■ **Text provided**
■ ■ ■

The role of data and tax function
And so, this journey begins with a clear confrontation to you, the reader. We do so because for many years we have heard tax professionals use poor data quality as an excuse to not do something. For example, “I can’t deploy technology tools because our data quality is too poor”.
While those excuses may have been legitimate at certain points of time, they no longer are. Here’s why:
- Tax functions, like any other part of an organization, are subject to the same expectations around digitalization and the achievement of efficiency gains from them. Any Tax function that does not embrace digitalization, risks being left behind or falling down the value curve;
- Tax functions process enormous quantities of data, and they can actually play a key role supporting broader organizational improvements. For example, data on invoicing used for indirect tax purposes can often fulfil key purposes from a commercial perspective too.
Perhaps most fundamentally, the act of being a tax professional involves not just making technical decisions or classifications, or of meeting a compliance filing. Rather, the act of being a tax professional is to process data – acquiring and analyzing data, working out what data is relevant and irrelevant to decision-making and understanding its significance, frequency and patterns. In short, to be a tax professional in the modern era requires data capabilities. Performing this function with ineffective tools and not doing something about it can lead to redundancy. Waiting for someone in the organization to fix poor data is not going to drive the change which is needed. Tax professionals should be proactive in order to take control of data and shape the Tax function into a healthy and efficient functioning organ. Stay tuned as we explore how tax functions can achieve this.

■ ■ ■

■ **Stored data**
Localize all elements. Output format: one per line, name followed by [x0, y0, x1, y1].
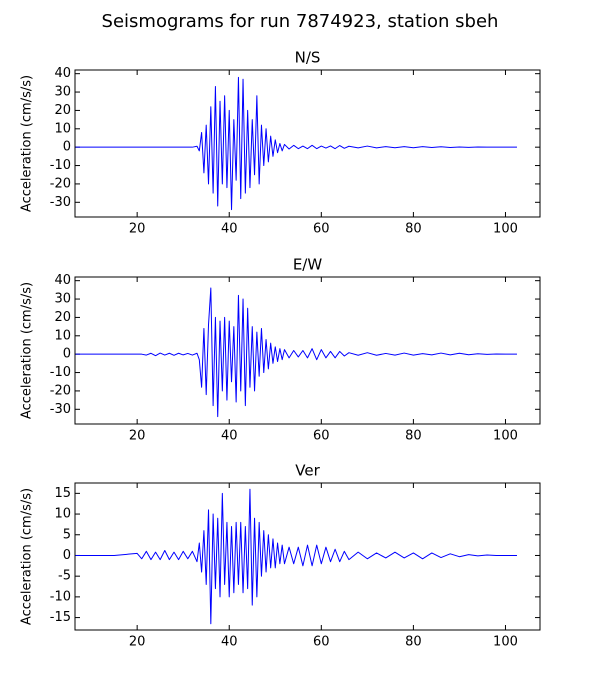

■ ■ ■

■ **Given request**
In the text on data and the tax function, what kind of data used for indirect tax purposes can also serve key commercial purposes?

■ **Result of the task**
Data on invoicing.